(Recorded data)
◆ ◆ ◆ ◆

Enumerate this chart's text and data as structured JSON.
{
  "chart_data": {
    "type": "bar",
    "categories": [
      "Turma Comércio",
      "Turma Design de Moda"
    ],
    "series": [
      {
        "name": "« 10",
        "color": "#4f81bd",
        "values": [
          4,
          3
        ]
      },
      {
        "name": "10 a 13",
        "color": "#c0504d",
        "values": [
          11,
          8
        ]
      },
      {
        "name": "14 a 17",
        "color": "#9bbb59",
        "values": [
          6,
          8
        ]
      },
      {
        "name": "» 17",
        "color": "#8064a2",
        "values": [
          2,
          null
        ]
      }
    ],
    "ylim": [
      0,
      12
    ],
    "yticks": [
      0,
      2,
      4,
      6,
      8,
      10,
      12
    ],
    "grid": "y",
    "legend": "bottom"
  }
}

◆ ◆ ◆ ◆

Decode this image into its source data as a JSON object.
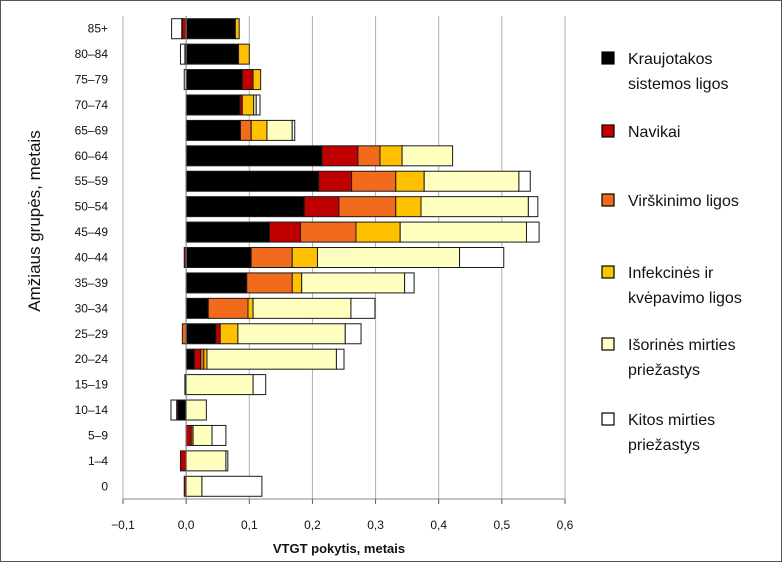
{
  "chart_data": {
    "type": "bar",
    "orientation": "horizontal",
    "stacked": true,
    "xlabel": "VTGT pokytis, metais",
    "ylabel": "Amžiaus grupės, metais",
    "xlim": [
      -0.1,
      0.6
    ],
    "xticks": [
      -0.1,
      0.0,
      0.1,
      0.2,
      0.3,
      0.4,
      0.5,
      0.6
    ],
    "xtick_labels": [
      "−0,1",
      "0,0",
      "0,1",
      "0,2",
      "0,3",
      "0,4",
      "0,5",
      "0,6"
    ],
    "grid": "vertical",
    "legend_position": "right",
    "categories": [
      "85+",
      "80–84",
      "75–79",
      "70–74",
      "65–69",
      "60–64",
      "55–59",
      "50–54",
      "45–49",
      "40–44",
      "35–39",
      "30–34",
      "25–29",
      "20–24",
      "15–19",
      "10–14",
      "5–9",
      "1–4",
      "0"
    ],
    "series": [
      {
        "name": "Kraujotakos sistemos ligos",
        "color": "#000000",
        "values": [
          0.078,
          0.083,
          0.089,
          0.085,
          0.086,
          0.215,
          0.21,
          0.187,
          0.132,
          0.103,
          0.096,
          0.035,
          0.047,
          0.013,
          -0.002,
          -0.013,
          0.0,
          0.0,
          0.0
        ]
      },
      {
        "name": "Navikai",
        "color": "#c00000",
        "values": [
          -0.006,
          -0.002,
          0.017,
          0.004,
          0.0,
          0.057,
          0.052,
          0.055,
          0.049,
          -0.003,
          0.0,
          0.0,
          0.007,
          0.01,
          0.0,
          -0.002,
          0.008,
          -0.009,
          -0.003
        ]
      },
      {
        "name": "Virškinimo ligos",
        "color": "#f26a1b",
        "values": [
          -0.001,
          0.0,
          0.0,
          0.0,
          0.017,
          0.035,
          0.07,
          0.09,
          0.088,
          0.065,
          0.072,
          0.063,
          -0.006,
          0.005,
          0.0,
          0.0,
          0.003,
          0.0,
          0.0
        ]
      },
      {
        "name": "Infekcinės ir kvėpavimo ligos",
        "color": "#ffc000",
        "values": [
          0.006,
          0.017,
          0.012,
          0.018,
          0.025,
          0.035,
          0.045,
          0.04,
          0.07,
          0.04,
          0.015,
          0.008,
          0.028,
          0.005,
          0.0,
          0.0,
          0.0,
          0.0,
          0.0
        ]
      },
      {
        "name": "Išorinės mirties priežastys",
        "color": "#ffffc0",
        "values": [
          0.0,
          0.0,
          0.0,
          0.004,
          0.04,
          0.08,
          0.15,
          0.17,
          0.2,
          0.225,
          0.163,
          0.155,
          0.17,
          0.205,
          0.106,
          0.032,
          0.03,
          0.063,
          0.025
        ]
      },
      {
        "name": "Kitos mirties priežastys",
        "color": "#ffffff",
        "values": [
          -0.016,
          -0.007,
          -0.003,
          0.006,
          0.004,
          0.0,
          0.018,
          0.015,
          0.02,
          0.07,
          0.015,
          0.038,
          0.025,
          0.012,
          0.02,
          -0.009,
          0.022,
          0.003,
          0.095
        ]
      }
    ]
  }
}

◆ ◆ ◆ ◆

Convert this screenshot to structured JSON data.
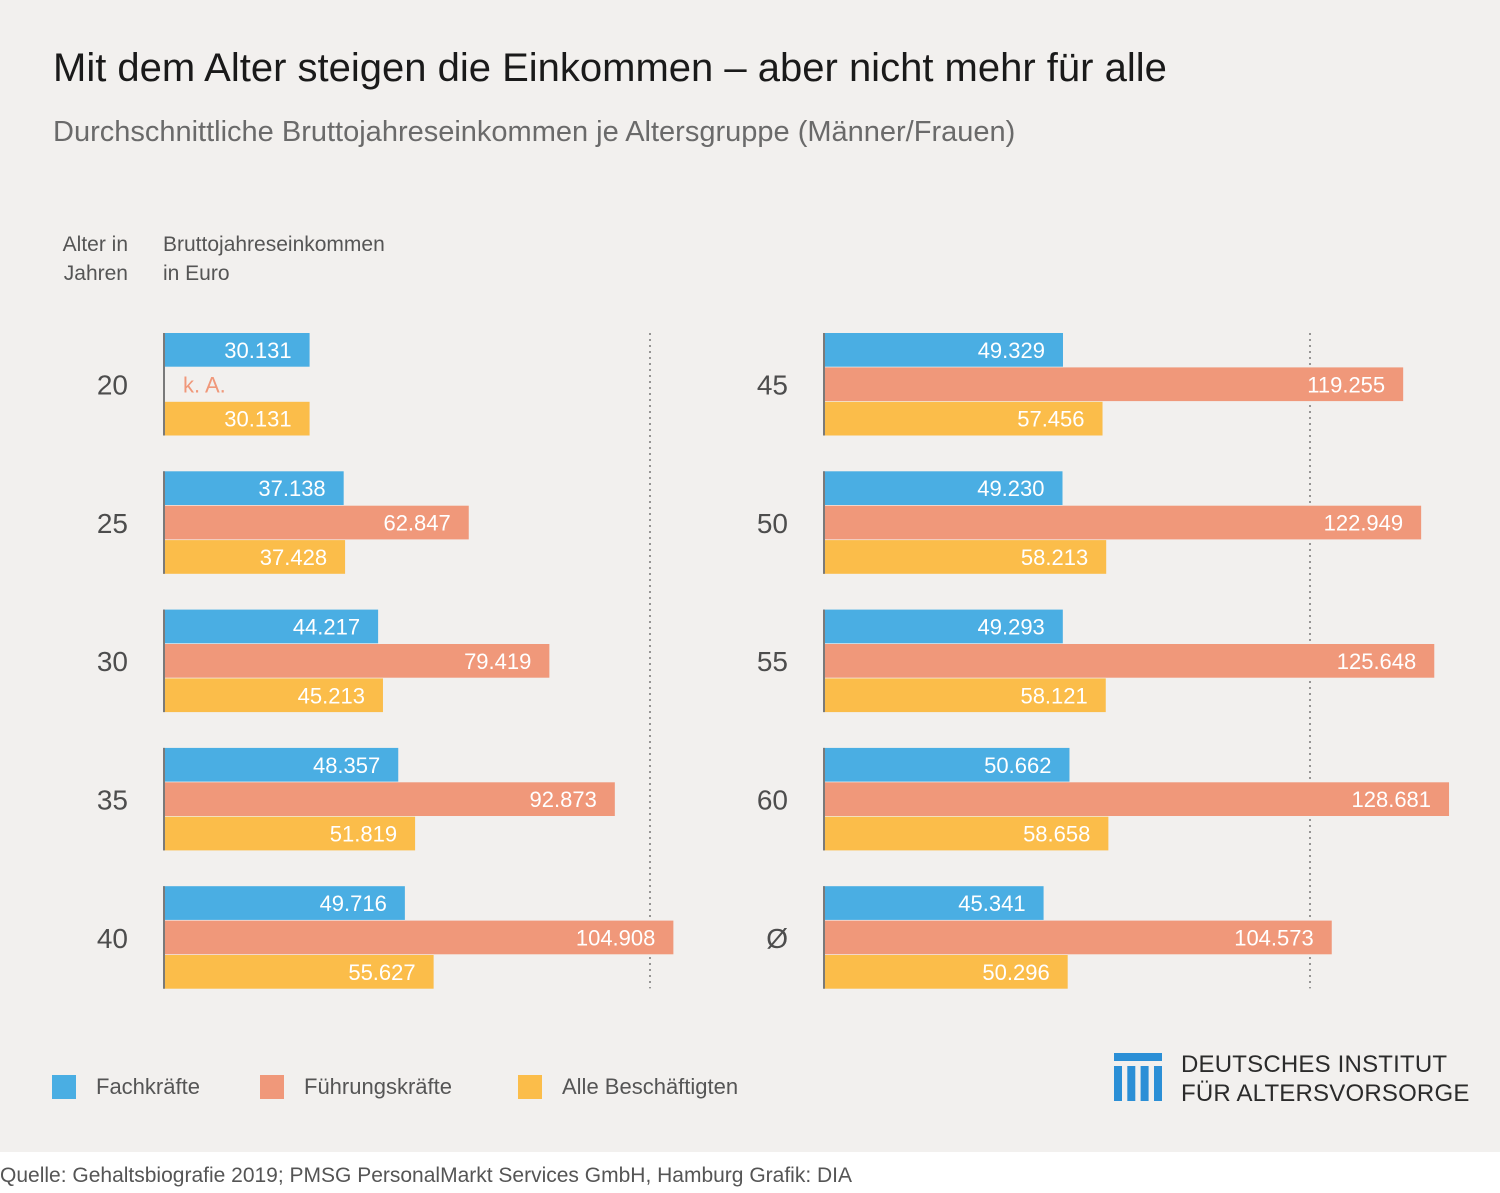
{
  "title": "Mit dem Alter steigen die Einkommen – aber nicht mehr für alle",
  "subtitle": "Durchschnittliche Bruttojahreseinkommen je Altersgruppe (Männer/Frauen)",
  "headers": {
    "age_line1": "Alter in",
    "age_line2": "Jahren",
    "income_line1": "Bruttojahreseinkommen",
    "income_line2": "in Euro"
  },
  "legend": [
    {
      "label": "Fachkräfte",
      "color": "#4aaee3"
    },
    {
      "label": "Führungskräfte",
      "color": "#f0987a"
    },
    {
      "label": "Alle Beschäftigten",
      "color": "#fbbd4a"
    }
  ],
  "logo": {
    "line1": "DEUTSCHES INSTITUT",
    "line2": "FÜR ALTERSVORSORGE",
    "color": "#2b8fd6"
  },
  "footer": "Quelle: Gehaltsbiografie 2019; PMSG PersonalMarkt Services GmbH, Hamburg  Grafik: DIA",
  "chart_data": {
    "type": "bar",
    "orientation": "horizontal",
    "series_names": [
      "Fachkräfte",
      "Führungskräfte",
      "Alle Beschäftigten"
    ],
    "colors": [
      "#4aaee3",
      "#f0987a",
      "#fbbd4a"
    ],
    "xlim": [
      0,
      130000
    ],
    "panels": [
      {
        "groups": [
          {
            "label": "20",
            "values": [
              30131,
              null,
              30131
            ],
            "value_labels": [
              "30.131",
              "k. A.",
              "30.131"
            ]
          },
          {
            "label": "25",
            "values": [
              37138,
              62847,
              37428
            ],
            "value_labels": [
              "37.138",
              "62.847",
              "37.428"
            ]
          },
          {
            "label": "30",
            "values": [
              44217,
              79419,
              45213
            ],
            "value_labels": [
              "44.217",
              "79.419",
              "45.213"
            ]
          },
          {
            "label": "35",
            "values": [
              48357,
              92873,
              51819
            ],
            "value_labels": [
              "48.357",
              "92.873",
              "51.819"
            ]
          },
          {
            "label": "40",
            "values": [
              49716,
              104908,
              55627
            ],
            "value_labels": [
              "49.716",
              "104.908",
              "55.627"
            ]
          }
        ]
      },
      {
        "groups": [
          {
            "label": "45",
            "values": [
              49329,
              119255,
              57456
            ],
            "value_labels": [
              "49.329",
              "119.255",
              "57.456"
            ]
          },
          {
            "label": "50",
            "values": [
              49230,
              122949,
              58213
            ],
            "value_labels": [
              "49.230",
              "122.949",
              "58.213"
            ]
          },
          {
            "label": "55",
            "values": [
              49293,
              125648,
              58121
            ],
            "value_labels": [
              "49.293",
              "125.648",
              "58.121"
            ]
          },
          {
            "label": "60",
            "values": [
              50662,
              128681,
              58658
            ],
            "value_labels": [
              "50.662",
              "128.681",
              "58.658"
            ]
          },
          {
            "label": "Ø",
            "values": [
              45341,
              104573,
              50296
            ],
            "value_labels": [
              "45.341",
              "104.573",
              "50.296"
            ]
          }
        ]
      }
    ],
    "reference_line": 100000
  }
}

◆ ◆ ◆ ◆

Pull out each line holding the string "metais".

    "xlabel": "VTGT pokytis, metais",
    "ylabel": "Amžiaus grupės, metais",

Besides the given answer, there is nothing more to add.